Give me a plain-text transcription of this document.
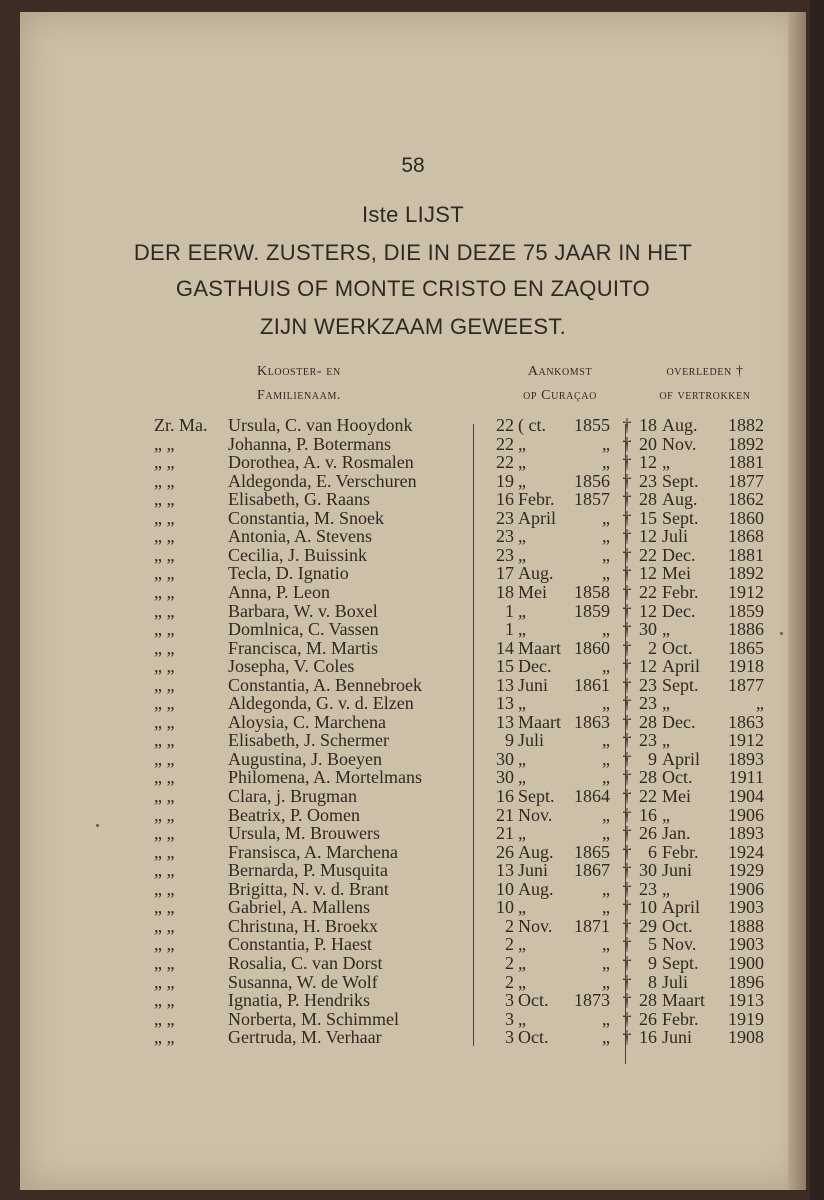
58
Iste LIJST
DER EERW. ZUSTERS, DIE IN DEZE 75 JAAR IN HET
GASTHUIS OF MONTE CRISTO EN ZAQUITO
ZIJN WERKZAAM GEWEEST.
Klooster- en
Familienaam.
Aankomst
op Curaçao
overleden †
of vertrokken
Zr. Ma.	Ursula, C. van Hooydonk	22 ( ct.	1855 † 18 Aug.	1882
„ „	Johanna, P. Botermans	22 „	„ † 20 Nov.	1892
„ „	Dorothea, A. v. Rosmalen	22 „	„ † 12 „	1881
„ „	Aldegonda, E. Verschuren	19 „	1856 † 23 Sept.	1877
„ „	Elisabeth, G. Raans	16 Febr.	1857 † 28 Aug.	1862
„ „	Constantia, M. Snoek	23 April	„ † 15 Sept.	1860
„ „	Antonia, A. Stevens	23 „	„ † 12 Juli	1868
„ „	Cecilia, J. Buissink	23 „	„ † 22 Dec.	1881
„ „	Tecla, D. Ignatio	17 Aug.	„ † 12 Mei	1892
„ „	Anna, P. Leon	18 Mei	1858 † 22 Febr.	1912
„ „	Barbara, W. v. Boxel	1 „	1859 † 12 Dec.	1859
„ „	Domlnica, C. Vassen	1 „	„ † 30 „	1886
„ „	Francisca, M. Martis	14 Maart 1860 † 2 Oct.	1865
„ „	Josepha, V. Coles	15 Dec.	„ † 12 April	1918
„ „	Constantia, A. Bennebroek	13 Juni	1861 † 23 Sept.	1877
„ „	Aldegonda, G. v. d. Elzen	13 „	„ † 23 „	„
„ „	Aloysia, C. Marchena	13 Maart 1863 † 28 Dec.	1863
„ „	Elisabeth, J. Schermer	9 Juli	„ † 23 „	1912
„ „	Augustina, J. Boeyen	30 „	„ † 9 April	1893
„ „	Philomena, A. Mortelmans	30 „	„ † 28 Oct.	1911
„ „	Clara, j. Brugman	16 Sept.	1864 † 22 Mei	1904
„ „	Beatrix, P. Oomen	21 Nov.	„ † 16 „	1906
„ „	Ursula, M. Brouwers	21 „	„ † 26 Jan.	1893
„ „	Fransisca, A. Marchena	26 Aug.	1865 † 6 Febr.	1924
„ „	Bernarda, P. Musquita	13 Juni	1867 † 30 Juni	1929
„ „	Brigitta, N. v. d. Brant	10 Aug.	„ † 23 „	1906
„ „	Gabriel, A. Mallens	10 „	„ † 10 April	1903
„ „	Christına, H. Broekx	2 Nov.	1871 † 29 Oct.	1888
„ „	Constantia, P. Haest	2 „	„ † 5 Nov.	1903
„ „	Rosalia, C. van Dorst	2 „	„ † 9 Sept.	1900
„ „	Susanna, W. de Wolf	2 „	„ † 8 Juli	1896
„ „	Ignatia, P. Hendriks	3 Oct.	1873 † 28 Maart	1913
„ „	Norberta, M. Schimmel	3 „	„ † 26 Febr.	1919
„ „	Gertruda, M. Verhaar	3 Oct.	„ † 16 Juni	1908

§ **What is needed**: Your copy of the data should match it exactly, except that pictures are left out.

§ **Expected answer**:
Give me a plain-text transcription of this document.
58
Iste LIJST
DER EERW. ZUSTERS, DIE IN DEZE 75 JAAR IN HET
GASTHUIS OF MONTE CRISTO EN ZAQUITO
ZIJN WERKZAAM GEWEEST.
Klooster- en
Familienaam.
Aankomst
op Curaçao
overleden †
of vertrokken
Zr. Ma.	Ursula, C. van Hooydonk	22 ( ct.	1855 † 18 Aug.	1882
„ „	Johanna, P. Botermans	22 „	„ † 20 Nov.	1892
„ „	Dorothea, A. v. Rosmalen	22 „	„ † 12 „	1881
„ „	Aldegonda, E. Verschuren	19 „	1856 † 23 Sept.	1877
„ „	Elisabeth, G. Raans	16 Febr.	1857 † 28 Aug.	1862
„ „	Constantia, M. Snoek	23 April	„ † 15 Sept.	1860
„ „	Antonia, A. Stevens	23 „	„ † 12 Juli	1868
„ „	Cecilia, J. Buissink	23 „	„ † 22 Dec.	1881
„ „	Tecla, D. Ignatio	17 Aug.	„ † 12 Mei	1892
„ „	Anna, P. Leon	18 Mei	1858 † 22 Febr.	1912
„ „	Barbara, W. v. Boxel	1 „	1859 † 12 Dec.	1859
„ „	Domlnica, C. Vassen	1 „	„ † 30 „	1886
„ „	Francisca, M. Martis	14 Maart 1860 † 2 Oct.	1865
„ „	Josepha, V. Coles	15 Dec.	„ † 12 April	1918
„ „	Constantia, A. Bennebroek	13 Juni	1861 † 23 Sept.	1877
„ „	Aldegonda, G. v. d. Elzen	13 „	„ † 23 „	„
„ „	Aloysia, C. Marchena	13 Maart 1863 † 28 Dec.	1863
„ „	Elisabeth, J. Schermer	9 Juli	„ † 23 „	1912
„ „	Augustina, J. Boeyen	30 „	„ † 9 April	1893
„ „	Philomena, A. Mortelmans	30 „	„ † 28 Oct.	1911
„ „	Clara, j. Brugman	16 Sept.	1864 † 22 Mei	1904
„ „	Beatrix, P. Oomen	21 Nov.	„ † 16 „	1906
„ „	Ursula, M. Brouwers	21 „	„ † 26 Jan.	1893
„ „	Fransisca, A. Marchena	26 Aug.	1865 † 6 Febr.	1924
„ „	Bernarda, P. Musquita	13 Juni	1867 † 30 Juni	1929
„ „	Brigitta, N. v. d. Brant	10 Aug.	„ † 23 „	1906
„ „	Gabriel, A. Mallens	10 „	„ † 10 April	1903
„ „	Christına, H. Broekx	2 Nov.	1871 † 29 Oct.	1888
„ „	Constantia, P. Haest	2 „	„ † 5 Nov.	1903
„ „	Rosalia, C. van Dorst	2 „	„ † 9 Sept.	1900
„ „	Susanna, W. de Wolf	2 „	„ † 8 Juli	1896
„ „	Ignatia, P. Hendriks	3 Oct.	1873 † 28 Maart	1913
„ „	Norberta, M. Schimmel	3 „	„ † 26 Febr.	1919
„ „	Gertruda, M. Verhaar	3 Oct.	„ † 16 Juni	1908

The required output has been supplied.